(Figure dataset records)

%%

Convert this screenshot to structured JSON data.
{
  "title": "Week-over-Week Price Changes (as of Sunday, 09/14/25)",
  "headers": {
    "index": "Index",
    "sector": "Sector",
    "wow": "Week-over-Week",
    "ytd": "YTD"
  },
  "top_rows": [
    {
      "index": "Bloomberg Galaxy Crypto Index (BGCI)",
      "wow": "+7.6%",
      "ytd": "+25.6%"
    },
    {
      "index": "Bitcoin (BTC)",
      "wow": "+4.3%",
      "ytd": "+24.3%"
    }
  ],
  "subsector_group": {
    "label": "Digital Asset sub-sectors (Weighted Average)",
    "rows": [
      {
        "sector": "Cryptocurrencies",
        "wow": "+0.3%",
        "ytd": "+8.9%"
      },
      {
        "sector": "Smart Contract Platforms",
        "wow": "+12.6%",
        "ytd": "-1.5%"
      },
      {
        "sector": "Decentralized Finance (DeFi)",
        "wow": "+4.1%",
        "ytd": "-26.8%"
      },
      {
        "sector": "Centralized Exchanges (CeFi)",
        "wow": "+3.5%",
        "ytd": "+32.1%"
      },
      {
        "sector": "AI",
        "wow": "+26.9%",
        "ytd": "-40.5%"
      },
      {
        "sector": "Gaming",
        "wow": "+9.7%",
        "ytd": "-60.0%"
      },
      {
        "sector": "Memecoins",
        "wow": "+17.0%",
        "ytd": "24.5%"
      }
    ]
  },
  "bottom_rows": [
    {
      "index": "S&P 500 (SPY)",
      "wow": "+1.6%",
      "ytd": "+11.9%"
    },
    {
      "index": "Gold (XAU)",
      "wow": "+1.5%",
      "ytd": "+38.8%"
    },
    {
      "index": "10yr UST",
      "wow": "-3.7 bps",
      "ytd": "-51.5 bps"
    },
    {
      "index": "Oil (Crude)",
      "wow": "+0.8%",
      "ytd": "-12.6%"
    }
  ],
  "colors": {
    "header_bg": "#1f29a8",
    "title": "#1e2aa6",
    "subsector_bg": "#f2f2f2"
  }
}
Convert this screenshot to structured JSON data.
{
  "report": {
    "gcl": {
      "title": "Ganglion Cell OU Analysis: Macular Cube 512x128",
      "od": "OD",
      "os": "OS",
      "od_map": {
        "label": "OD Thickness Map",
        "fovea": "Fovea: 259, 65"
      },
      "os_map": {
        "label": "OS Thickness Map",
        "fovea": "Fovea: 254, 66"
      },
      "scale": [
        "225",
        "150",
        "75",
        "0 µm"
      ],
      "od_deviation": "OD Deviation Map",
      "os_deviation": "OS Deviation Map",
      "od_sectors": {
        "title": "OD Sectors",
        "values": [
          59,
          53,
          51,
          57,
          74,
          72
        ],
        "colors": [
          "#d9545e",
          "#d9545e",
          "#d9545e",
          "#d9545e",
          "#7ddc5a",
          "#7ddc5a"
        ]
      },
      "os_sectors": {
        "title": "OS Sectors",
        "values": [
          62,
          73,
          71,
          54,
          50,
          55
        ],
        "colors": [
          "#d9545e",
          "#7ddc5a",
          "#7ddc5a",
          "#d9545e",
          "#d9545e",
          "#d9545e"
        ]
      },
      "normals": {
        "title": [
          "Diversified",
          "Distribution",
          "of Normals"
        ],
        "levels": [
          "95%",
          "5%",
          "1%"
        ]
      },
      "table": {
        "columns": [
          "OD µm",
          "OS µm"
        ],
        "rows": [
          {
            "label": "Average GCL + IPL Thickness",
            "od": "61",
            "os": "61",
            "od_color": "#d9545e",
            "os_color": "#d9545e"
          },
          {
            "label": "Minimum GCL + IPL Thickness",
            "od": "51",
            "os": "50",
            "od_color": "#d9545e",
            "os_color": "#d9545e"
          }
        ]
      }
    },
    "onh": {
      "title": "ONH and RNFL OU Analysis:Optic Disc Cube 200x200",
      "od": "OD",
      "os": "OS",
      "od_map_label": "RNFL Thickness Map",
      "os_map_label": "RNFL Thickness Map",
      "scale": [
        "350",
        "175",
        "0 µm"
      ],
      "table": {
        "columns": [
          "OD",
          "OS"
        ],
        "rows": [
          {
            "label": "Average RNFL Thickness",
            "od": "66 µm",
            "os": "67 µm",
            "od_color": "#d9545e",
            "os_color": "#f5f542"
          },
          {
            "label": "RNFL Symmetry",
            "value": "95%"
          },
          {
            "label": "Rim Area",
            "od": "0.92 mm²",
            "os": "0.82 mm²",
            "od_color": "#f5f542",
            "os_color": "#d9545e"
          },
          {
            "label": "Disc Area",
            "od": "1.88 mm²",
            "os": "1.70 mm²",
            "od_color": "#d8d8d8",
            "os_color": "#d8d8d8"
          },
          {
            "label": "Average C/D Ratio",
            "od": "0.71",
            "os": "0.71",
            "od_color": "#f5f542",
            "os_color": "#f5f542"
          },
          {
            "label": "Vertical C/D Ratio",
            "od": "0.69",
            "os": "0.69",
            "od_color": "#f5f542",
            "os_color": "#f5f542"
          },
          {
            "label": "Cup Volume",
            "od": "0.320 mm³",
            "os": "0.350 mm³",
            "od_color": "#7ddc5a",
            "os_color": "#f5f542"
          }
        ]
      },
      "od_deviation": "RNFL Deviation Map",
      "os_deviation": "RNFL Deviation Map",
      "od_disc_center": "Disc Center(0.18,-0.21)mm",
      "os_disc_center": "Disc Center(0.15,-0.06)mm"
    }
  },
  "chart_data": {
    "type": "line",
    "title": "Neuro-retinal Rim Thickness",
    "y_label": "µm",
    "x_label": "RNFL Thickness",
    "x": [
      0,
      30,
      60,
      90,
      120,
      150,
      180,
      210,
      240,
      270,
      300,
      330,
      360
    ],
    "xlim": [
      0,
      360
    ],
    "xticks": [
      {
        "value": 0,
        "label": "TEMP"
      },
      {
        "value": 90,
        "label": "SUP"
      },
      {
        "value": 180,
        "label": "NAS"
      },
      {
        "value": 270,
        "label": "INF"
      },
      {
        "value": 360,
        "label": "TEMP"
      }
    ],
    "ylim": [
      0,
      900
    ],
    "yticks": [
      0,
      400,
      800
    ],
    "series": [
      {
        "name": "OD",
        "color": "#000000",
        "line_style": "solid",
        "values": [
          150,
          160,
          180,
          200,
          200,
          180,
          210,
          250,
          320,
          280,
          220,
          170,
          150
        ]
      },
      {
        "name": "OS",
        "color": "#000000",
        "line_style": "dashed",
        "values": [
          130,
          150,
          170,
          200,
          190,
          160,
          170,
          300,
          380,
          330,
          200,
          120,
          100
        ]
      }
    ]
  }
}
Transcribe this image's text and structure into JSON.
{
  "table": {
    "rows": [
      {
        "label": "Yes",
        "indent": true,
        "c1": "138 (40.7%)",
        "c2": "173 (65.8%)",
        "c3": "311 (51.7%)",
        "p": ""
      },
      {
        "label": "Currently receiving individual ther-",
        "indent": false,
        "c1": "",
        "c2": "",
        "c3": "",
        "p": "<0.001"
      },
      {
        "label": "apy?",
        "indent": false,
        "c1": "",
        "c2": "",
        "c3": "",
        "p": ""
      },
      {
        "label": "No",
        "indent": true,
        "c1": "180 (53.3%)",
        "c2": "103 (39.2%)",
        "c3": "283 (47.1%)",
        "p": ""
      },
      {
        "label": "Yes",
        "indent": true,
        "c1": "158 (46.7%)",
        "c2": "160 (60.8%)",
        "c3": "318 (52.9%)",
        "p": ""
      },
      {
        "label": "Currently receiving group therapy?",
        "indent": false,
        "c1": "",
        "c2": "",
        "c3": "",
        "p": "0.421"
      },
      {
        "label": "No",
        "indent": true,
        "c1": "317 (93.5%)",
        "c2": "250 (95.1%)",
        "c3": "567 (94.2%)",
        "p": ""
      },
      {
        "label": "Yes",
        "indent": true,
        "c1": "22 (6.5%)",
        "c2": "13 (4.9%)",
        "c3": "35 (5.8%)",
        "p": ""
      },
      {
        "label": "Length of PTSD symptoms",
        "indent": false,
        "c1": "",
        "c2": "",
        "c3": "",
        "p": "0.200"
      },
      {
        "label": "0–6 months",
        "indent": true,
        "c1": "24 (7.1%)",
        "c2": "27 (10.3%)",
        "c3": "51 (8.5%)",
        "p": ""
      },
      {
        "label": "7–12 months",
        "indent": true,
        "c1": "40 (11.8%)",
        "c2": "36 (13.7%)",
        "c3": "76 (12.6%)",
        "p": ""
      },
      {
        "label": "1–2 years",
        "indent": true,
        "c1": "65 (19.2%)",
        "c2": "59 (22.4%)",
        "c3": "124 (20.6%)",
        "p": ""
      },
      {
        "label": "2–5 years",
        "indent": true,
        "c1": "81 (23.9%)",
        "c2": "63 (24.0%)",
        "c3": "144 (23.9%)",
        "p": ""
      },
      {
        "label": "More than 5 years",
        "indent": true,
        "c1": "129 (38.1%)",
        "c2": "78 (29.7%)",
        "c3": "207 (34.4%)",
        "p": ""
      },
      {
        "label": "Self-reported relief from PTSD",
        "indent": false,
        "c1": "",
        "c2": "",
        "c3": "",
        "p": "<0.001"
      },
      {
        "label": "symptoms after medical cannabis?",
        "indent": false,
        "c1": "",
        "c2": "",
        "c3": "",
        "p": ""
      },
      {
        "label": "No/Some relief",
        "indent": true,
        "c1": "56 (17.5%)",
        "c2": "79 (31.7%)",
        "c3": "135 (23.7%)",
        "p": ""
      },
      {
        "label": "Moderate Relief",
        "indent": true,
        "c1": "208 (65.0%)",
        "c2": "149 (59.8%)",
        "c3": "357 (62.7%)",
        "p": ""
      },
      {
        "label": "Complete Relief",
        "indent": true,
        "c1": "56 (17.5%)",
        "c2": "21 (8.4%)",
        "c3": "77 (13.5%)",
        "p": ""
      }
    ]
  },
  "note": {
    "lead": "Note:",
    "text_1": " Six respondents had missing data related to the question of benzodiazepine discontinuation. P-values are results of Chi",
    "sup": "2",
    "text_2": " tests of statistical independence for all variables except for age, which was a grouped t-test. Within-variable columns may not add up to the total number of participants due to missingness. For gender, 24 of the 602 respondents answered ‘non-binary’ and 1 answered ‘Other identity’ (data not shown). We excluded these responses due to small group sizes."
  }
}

%%

### [The task]
Pull out all lines containing "Analysis".

### [Output of the task]
      "title": "Ganglion Cell OU Analysis: Macular Cube 512x128",
      "title": "ONH and RNFL OU Analysis:Optic Disc Cube 200x200",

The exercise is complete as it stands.